Your task is to repeat the entries word for word while leaving out the pictures.

━━ Extracted records ━━

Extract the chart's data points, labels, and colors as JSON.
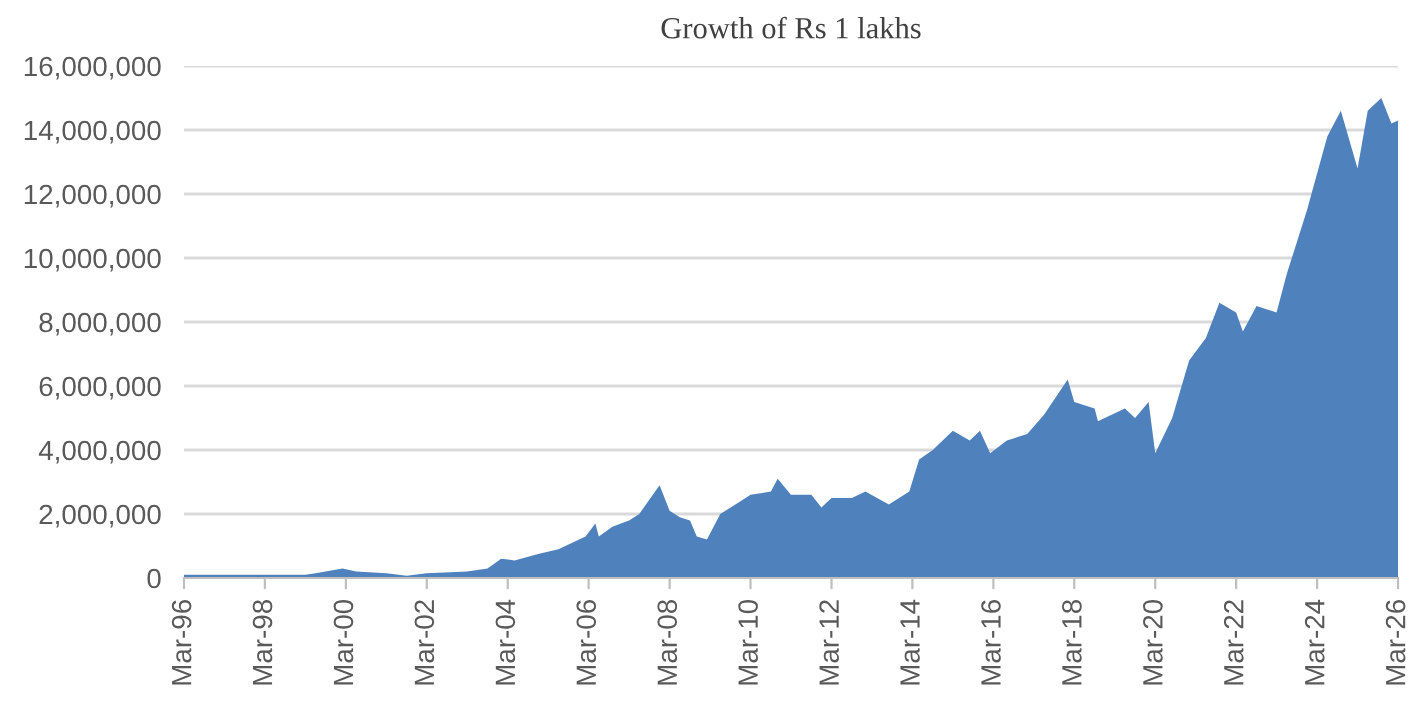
{
  "chart_data": {
    "type": "area",
    "title": "Growth of Rs 1 lakhs",
    "color": "#4f81bd",
    "grid": "y",
    "legend": false,
    "x": [
      "1996-03",
      "1999-03",
      "1999-06",
      "2000-02",
      "2000-06",
      "2001-03",
      "2001-09",
      "2002-03",
      "2003-03",
      "2003-09",
      "2004-01",
      "2004-05",
      "2004-12",
      "2005-06",
      "2006-02",
      "2006-05",
      "2006-06",
      "2006-10",
      "2007-03",
      "2007-06",
      "2007-12",
      "2008-03",
      "2008-06",
      "2008-09",
      "2008-11",
      "2009-02",
      "2009-06",
      "2009-12",
      "2010-03",
      "2010-09",
      "2010-11",
      "2011-03",
      "2011-09",
      "2011-12",
      "2012-03",
      "2012-09",
      "2013-01",
      "2013-08",
      "2014-02",
      "2014-05",
      "2014-09",
      "2015-03",
      "2015-08",
      "2015-11",
      "2016-02",
      "2016-07",
      "2017-01",
      "2017-06",
      "2018-01",
      "2018-03",
      "2018-09",
      "2018-10",
      "2019-02",
      "2019-06",
      "2019-09",
      "2020-01",
      "2020-03",
      "2020-08",
      "2021-01",
      "2021-06",
      "2021-10",
      "2022-03",
      "2022-05",
      "2022-09",
      "2023-03",
      "2023-06",
      "2023-12",
      "2024-06",
      "2024-10",
      "2025-03",
      "2025-06",
      "2025-10",
      "2026-01",
      "2026-03"
    ],
    "values": [
      100000,
      100000,
      150000,
      300000,
      200000,
      150000,
      70000,
      150000,
      200000,
      300000,
      600000,
      550000,
      750000,
      900000,
      1300000,
      1700000,
      1300000,
      1600000,
      1800000,
      2000000,
      2900000,
      2100000,
      1900000,
      1800000,
      1300000,
      1200000,
      2000000,
      2400000,
      2600000,
      2700000,
      3100000,
      2600000,
      2600000,
      2200000,
      2500000,
      2500000,
      2700000,
      2300000,
      2700000,
      3700000,
      4000000,
      4600000,
      4300000,
      4600000,
      3900000,
      4300000,
      4500000,
      5100000,
      6200000,
      5500000,
      5300000,
      4900000,
      5100000,
      5300000,
      5000000,
      5500000,
      3900000,
      5000000,
      6800000,
      7500000,
      8600000,
      8300000,
      7700000,
      8500000,
      8300000,
      9500000,
      11500000,
      13800000,
      14600000,
      12800000,
      14600000,
      15000000,
      14200000,
      14300000
    ],
    "xlim": [
      "1996-03",
      "2026-03"
    ],
    "xticks": [
      {
        "value": "1996-03",
        "label": "Mar-96"
      },
      {
        "value": "1998-03",
        "label": "Mar-98"
      },
      {
        "value": "2000-03",
        "label": "Mar-00"
      },
      {
        "value": "2002-03",
        "label": "Mar-02"
      },
      {
        "value": "2004-03",
        "label": "Mar-04"
      },
      {
        "value": "2006-03",
        "label": "Mar-06"
      },
      {
        "value": "2008-03",
        "label": "Mar-08"
      },
      {
        "value": "2010-03",
        "label": "Mar-10"
      },
      {
        "value": "2012-03",
        "label": "Mar-12"
      },
      {
        "value": "2014-03",
        "label": "Mar-14"
      },
      {
        "value": "2016-03",
        "label": "Mar-16"
      },
      {
        "value": "2018-03",
        "label": "Mar-18"
      },
      {
        "value": "2020-03",
        "label": "Mar-20"
      },
      {
        "value": "2022-03",
        "label": "Mar-22"
      },
      {
        "value": "2024-03",
        "label": "Mar-24"
      },
      {
        "value": "2026-03",
        "label": "Mar-26"
      }
    ],
    "ylim": [
      0,
      16000000
    ],
    "yticks": [
      {
        "value": 0,
        "label": "0"
      },
      {
        "value": 2000000,
        "label": "2,000,000"
      },
      {
        "value": 4000000,
        "label": "4,000,000"
      },
      {
        "value": 6000000,
        "label": "6,000,000"
      },
      {
        "value": 8000000,
        "label": "8,000,000"
      },
      {
        "value": 10000000,
        "label": "10,000,000"
      },
      {
        "value": 12000000,
        "label": "12,000,000"
      },
      {
        "value": 14000000,
        "label": "14,000,000"
      },
      {
        "value": 16000000,
        "label": "16,000,000"
      }
    ]
  }
}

━━━

Final answer:
Extract the chart's data points, labels, and colors as JSON.
{
  "chart_data": {
    "type": "area",
    "title": "Growth of Rs 1 lakhs",
    "color": "#4f81bd",
    "grid": "y",
    "legend": false,
    "x": [
      "1996-03",
      "1999-03",
      "1999-06",
      "2000-02",
      "2000-06",
      "2001-03",
      "2001-09",
      "2002-03",
      "2003-03",
      "2003-09",
      "2004-01",
      "2004-05",
      "2004-12",
      "2005-06",
      "2006-02",
      "2006-05",
      "2006-06",
      "2006-10",
      "2007-03",
      "2007-06",
      "2007-12",
      "2008-03",
      "2008-06",
      "2008-09",
      "2008-11",
      "2009-02",
      "2009-06",
      "2009-12",
      "2010-03",
      "2010-09",
      "2010-11",
      "2011-03",
      "2011-09",
      "2011-12",
      "2012-03",
      "2012-09",
      "2013-01",
      "2013-08",
      "2014-02",
      "2014-05",
      "2014-09",
      "2015-03",
      "2015-08",
      "2015-11",
      "2016-02",
      "2016-07",
      "2017-01",
      "2017-06",
      "2018-01",
      "2018-03",
      "2018-09",
      "2018-10",
      "2019-02",
      "2019-06",
      "2019-09",
      "2020-01",
      "2020-03",
      "2020-08",
      "2021-01",
      "2021-06",
      "2021-10",
      "2022-03",
      "2022-05",
      "2022-09",
      "2023-03",
      "2023-06",
      "2023-12",
      "2024-06",
      "2024-10",
      "2025-03",
      "2025-06",
      "2025-10",
      "2026-01",
      "2026-03"
    ],
    "values": [
      100000,
      100000,
      150000,
      300000,
      200000,
      150000,
      70000,
      150000,
      200000,
      300000,
      600000,
      550000,
      750000,
      900000,
      1300000,
      1700000,
      1300000,
      1600000,
      1800000,
      2000000,
      2900000,
      2100000,
      1900000,
      1800000,
      1300000,
      1200000,
      2000000,
      2400000,
      2600000,
      2700000,
      3100000,
      2600000,
      2600000,
      2200000,
      2500000,
      2500000,
      2700000,
      2300000,
      2700000,
      3700000,
      4000000,
      4600000,
      4300000,
      4600000,
      3900000,
      4300000,
      4500000,
      5100000,
      6200000,
      5500000,
      5300000,
      4900000,
      5100000,
      5300000,
      5000000,
      5500000,
      3900000,
      5000000,
      6800000,
      7500000,
      8600000,
      8300000,
      7700000,
      8500000,
      8300000,
      9500000,
      11500000,
      13800000,
      14600000,
      12800000,
      14600000,
      15000000,
      14200000,
      14300000
    ],
    "xlim": [
      "1996-03",
      "2026-03"
    ],
    "xticks": [
      {
        "value": "1996-03",
        "label": "Mar-96"
      },
      {
        "value": "1998-03",
        "label": "Mar-98"
      },
      {
        "value": "2000-03",
        "label": "Mar-00"
      },
      {
        "value": "2002-03",
        "label": "Mar-02"
      },
      {
        "value": "2004-03",
        "label": "Mar-04"
      },
      {
        "value": "2006-03",
        "label": "Mar-06"
      },
      {
        "value": "2008-03",
        "label": "Mar-08"
      },
      {
        "value": "2010-03",
        "label": "Mar-10"
      },
      {
        "value": "2012-03",
        "label": "Mar-12"
      },
      {
        "value": "2014-03",
        "label": "Mar-14"
      },
      {
        "value": "2016-03",
        "label": "Mar-16"
      },
      {
        "value": "2018-03",
        "label": "Mar-18"
      },
      {
        "value": "2020-03",
        "label": "Mar-20"
      },
      {
        "value": "2022-03",
        "label": "Mar-22"
      },
      {
        "value": "2024-03",
        "label": "Mar-24"
      },
      {
        "value": "2026-03",
        "label": "Mar-26"
      }
    ],
    "ylim": [
      0,
      16000000
    ],
    "yticks": [
      {
        "value": 0,
        "label": "0"
      },
      {
        "value": 2000000,
        "label": "2,000,000"
      },
      {
        "value": 4000000,
        "label": "4,000,000"
      },
      {
        "value": 6000000,
        "label": "6,000,000"
      },
      {
        "value": 8000000,
        "label": "8,000,000"
      },
      {
        "value": 10000000,
        "label": "10,000,000"
      },
      {
        "value": 12000000,
        "label": "12,000,000"
      },
      {
        "value": 14000000,
        "label": "14,000,000"
      },
      {
        "value": 16000000,
        "label": "16,000,000"
      }
    ]
  }
}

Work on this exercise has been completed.